## [Collected data]

+-------+

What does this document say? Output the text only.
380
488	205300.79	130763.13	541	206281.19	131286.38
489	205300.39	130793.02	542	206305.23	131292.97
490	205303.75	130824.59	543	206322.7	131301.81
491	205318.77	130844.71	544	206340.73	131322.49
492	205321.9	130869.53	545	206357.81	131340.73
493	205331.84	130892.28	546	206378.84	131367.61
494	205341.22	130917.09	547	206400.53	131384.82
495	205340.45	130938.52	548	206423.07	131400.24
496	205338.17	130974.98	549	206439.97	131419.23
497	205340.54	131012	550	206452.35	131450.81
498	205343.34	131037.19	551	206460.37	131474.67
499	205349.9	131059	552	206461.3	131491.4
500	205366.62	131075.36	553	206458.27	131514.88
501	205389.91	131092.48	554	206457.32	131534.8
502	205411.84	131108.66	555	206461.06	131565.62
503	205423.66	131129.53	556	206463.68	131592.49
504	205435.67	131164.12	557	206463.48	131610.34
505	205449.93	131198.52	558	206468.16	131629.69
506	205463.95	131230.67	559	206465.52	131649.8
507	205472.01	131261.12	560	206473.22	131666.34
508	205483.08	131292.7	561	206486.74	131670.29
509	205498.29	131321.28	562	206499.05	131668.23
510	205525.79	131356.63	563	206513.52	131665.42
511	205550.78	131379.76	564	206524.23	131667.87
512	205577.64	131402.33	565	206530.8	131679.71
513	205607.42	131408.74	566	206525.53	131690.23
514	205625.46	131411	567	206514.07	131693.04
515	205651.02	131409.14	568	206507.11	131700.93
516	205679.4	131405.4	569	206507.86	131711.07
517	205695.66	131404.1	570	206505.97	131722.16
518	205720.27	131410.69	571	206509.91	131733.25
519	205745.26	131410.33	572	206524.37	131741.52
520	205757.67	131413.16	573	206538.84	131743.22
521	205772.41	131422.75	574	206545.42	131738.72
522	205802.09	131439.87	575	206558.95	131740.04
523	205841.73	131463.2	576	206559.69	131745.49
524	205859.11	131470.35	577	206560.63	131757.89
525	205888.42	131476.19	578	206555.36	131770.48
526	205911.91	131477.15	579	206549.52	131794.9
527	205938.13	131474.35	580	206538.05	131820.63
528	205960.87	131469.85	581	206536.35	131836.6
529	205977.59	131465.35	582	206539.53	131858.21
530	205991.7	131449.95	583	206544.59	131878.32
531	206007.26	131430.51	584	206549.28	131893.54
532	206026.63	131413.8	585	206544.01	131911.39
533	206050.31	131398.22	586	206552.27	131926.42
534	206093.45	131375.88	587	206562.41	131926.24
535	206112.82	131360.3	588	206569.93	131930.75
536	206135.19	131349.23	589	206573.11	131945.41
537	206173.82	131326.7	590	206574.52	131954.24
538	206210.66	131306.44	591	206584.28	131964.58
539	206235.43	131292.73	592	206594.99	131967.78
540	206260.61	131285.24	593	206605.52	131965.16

+-------+

## [What this task involves]
Your task is to repeat every line exactly.

## [Right answer]
What does this document say? Output the text only.
380
488	205300.79	130763.13	541	206281.19	131286.38
489	205300.39	130793.02	542	206305.23	131292.97
490	205303.75	130824.59	543	206322.7	131301.81
491	205318.77	130844.71	544	206340.73	131322.49
492	205321.9	130869.53	545	206357.81	131340.73
493	205331.84	130892.28	546	206378.84	131367.61
494	205341.22	130917.09	547	206400.53	131384.82
495	205340.45	130938.52	548	206423.07	131400.24
496	205338.17	130974.98	549	206439.97	131419.23
497	205340.54	131012	550	206452.35	131450.81
498	205343.34	131037.19	551	206460.37	131474.67
499	205349.9	131059	552	206461.3	131491.4
500	205366.62	131075.36	553	206458.27	131514.88
501	205389.91	131092.48	554	206457.32	131534.8
502	205411.84	131108.66	555	206461.06	131565.62
503	205423.66	131129.53	556	206463.68	131592.49
504	205435.67	131164.12	557	206463.48	131610.34
505	205449.93	131198.52	558	206468.16	131629.69
506	205463.95	131230.67	559	206465.52	131649.8
507	205472.01	131261.12	560	206473.22	131666.34
508	205483.08	131292.7	561	206486.74	131670.29
509	205498.29	131321.28	562	206499.05	131668.23
510	205525.79	131356.63	563	206513.52	131665.42
511	205550.78	131379.76	564	206524.23	131667.87
512	205577.64	131402.33	565	206530.8	131679.71
513	205607.42	131408.74	566	206525.53	131690.23
514	205625.46	131411	567	206514.07	131693.04
515	205651.02	131409.14	568	206507.11	131700.93
516	205679.4	131405.4	569	206507.86	131711.07
517	205695.66	131404.1	570	206505.97	131722.16
518	205720.27	131410.69	571	206509.91	131733.25
519	205745.26	131410.33	572	206524.37	131741.52
520	205757.67	131413.16	573	206538.84	131743.22
521	205772.41	131422.75	574	206545.42	131738.72
522	205802.09	131439.87	575	206558.95	131740.04
523	205841.73	131463.2	576	206559.69	131745.49
524	205859.11	131470.35	577	206560.63	131757.89
525	205888.42	131476.19	578	206555.36	131770.48
526	205911.91	131477.15	579	206549.52	131794.9
527	205938.13	131474.35	580	206538.05	131820.63
528	205960.87	131469.85	581	206536.35	131836.6
529	205977.59	131465.35	582	206539.53	131858.21
530	205991.7	131449.95	583	206544.59	131878.32
531	206007.26	131430.51	584	206549.28	131893.54
532	206026.63	131413.8	585	206544.01	131911.39
533	206050.31	131398.22	586	206552.27	131926.42
534	206093.45	131375.88	587	206562.41	131926.24
535	206112.82	131360.3	588	206569.93	131930.75
536	206135.19	131349.23	589	206573.11	131945.41
537	206173.82	131326.7	590	206574.52	131954.24
538	206210.66	131306.44	591	206584.28	131964.58
539	206235.43	131292.73	592	206594.99	131967.78
540	206260.61	131285.24	593	206605.52	131965.16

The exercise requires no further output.